* What is expected:
Copy out all the lines in the records that include the word "Flow".

* Input:
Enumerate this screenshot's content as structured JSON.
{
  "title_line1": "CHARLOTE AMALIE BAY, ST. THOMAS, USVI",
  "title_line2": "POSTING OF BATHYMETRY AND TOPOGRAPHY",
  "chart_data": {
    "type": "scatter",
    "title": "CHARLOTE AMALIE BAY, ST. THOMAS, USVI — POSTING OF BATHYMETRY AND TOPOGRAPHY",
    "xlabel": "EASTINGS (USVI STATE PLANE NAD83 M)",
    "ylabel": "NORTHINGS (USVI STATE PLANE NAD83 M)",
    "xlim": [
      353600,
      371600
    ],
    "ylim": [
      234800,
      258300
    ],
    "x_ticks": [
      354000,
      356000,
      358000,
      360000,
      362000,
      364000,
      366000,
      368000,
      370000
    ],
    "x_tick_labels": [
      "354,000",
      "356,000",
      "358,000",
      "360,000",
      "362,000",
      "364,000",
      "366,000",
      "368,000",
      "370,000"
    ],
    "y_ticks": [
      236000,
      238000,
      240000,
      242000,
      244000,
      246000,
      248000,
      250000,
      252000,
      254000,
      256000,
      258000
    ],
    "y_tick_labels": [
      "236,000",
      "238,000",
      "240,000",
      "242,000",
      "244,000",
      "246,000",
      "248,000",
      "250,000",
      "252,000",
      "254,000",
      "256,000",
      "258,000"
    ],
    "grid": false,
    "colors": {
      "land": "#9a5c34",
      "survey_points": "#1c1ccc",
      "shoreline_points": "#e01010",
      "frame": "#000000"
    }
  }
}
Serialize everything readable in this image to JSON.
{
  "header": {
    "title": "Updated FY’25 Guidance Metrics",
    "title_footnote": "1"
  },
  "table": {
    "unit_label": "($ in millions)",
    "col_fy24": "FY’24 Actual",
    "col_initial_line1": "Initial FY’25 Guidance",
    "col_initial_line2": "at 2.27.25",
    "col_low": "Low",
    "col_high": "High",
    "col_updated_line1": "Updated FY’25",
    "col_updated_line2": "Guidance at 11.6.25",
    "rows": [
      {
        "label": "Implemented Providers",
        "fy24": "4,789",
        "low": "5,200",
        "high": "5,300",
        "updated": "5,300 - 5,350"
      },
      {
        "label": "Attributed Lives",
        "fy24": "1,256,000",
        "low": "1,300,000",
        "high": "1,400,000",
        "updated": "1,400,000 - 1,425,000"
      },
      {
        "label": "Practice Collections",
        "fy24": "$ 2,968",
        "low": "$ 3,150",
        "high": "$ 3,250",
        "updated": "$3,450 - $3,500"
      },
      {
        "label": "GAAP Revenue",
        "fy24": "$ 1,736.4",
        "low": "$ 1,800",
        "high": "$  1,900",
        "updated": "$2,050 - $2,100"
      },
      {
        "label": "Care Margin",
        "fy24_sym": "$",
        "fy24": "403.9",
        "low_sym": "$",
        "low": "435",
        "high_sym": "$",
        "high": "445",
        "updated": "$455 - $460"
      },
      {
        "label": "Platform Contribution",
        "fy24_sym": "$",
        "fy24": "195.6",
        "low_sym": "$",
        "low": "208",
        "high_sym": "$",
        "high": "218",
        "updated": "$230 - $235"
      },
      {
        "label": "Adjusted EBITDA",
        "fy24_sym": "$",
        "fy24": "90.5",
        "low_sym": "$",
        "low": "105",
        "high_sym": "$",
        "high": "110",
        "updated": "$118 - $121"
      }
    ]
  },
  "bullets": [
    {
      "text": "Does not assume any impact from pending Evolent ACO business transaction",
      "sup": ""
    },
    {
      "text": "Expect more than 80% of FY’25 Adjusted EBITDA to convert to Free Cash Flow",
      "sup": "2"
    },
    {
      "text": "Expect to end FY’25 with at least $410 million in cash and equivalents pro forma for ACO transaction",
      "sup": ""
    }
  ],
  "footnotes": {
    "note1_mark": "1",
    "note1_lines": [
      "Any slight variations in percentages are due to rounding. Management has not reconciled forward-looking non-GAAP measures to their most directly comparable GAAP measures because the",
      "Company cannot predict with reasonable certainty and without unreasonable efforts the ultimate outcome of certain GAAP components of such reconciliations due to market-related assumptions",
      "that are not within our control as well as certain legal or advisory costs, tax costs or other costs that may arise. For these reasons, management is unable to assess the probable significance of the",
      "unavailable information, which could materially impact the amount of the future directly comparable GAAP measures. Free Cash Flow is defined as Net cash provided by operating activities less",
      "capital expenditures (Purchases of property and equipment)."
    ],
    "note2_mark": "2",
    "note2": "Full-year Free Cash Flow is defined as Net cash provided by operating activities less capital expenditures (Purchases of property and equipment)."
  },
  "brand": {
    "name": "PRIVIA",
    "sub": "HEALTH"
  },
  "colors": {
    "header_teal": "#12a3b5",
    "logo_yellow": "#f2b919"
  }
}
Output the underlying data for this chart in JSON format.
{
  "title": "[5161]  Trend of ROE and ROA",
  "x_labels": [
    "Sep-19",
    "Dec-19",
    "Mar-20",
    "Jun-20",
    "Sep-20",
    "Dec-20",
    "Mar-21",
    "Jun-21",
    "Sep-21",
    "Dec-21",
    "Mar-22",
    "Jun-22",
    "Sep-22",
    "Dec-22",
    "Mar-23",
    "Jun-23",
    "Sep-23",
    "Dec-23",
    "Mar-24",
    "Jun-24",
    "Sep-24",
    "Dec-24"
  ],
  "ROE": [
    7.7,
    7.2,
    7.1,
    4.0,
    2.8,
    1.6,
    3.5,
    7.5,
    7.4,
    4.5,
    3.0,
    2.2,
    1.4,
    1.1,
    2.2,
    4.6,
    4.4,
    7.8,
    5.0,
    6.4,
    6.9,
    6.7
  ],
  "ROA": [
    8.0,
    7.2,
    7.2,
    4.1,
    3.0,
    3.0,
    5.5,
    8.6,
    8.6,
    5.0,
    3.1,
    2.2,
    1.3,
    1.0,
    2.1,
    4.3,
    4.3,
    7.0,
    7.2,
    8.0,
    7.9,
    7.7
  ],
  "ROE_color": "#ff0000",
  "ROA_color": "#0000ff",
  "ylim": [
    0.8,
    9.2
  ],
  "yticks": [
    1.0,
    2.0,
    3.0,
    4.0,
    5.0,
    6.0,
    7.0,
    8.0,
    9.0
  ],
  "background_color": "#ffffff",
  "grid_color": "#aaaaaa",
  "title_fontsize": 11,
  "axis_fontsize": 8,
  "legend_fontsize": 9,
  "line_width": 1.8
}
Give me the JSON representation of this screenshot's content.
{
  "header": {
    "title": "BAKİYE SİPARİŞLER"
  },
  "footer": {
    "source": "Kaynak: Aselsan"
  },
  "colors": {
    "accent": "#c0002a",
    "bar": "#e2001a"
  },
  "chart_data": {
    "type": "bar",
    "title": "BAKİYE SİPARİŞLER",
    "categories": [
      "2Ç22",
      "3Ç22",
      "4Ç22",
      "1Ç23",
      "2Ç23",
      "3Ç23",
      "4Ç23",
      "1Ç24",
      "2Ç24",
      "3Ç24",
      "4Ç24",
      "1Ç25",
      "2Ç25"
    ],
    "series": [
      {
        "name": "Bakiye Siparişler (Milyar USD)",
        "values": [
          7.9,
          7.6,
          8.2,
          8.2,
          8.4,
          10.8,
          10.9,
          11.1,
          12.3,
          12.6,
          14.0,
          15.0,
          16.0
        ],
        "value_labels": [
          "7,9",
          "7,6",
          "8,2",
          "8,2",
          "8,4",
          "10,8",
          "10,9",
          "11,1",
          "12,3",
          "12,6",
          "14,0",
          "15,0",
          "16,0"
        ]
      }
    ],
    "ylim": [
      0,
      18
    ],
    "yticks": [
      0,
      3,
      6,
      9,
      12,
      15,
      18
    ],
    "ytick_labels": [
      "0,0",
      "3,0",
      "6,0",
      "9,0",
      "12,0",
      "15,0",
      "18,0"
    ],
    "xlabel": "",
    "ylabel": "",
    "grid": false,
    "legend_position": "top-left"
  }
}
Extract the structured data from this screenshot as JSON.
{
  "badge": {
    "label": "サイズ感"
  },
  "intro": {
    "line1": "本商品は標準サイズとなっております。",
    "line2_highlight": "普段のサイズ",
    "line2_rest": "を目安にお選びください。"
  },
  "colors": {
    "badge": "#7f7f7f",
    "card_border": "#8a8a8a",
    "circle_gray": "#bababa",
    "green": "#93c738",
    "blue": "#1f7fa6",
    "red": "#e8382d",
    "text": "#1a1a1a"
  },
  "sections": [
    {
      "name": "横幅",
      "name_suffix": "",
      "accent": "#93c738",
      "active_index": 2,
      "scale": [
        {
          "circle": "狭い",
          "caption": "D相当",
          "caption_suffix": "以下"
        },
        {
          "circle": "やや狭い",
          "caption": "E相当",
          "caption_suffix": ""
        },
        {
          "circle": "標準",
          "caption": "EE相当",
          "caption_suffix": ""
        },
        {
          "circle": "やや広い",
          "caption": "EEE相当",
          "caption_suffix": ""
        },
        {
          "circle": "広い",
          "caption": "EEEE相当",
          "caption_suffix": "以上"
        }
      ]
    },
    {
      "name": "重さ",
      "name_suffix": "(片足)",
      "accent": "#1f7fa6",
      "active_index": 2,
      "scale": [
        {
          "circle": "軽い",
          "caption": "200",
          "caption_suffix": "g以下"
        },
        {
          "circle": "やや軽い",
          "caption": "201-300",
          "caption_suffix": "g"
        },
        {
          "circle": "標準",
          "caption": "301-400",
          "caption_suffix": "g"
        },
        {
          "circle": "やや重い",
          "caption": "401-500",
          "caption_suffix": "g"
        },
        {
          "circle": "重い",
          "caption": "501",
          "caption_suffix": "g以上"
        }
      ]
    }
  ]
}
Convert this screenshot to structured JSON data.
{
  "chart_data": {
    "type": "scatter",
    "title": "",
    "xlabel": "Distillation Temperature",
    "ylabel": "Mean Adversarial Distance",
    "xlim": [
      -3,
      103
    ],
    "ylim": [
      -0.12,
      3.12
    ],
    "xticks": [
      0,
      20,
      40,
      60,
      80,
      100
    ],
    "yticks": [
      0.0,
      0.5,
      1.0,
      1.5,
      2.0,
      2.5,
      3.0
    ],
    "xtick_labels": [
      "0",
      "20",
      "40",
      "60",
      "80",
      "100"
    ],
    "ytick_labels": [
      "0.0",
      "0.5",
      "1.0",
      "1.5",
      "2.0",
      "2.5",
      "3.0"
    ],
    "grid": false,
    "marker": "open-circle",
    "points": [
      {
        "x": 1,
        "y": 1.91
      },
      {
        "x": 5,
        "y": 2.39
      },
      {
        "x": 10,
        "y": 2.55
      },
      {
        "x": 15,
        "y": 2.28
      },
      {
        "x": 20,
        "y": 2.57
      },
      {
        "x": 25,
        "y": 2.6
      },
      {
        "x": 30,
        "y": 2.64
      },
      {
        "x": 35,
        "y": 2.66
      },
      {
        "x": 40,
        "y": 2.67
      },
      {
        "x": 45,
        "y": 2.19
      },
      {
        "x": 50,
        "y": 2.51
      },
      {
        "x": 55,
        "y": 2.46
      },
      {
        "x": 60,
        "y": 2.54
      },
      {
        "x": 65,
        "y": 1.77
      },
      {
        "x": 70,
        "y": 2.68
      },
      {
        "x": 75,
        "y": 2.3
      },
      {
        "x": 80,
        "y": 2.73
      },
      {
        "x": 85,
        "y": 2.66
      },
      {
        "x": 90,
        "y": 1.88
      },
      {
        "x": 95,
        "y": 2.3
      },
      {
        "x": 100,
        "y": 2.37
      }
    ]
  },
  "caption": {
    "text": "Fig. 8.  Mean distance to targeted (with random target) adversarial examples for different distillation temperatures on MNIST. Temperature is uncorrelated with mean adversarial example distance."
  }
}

* Answer to the exercise:
      "text": "Expect more than 80% of FY’25 Adjusted EBITDA to convert to Free Cash Flow",
      "unavailable information, which could materially impact the amount of the future directly comparable GAAP measures. Free Cash Flow is defined as Net cash provided by operating activities less",
    "note2": "Full-year Free Cash Flow is defined as Net cash provided by operating activities less capital expenditures (Purchases of property and equipment)."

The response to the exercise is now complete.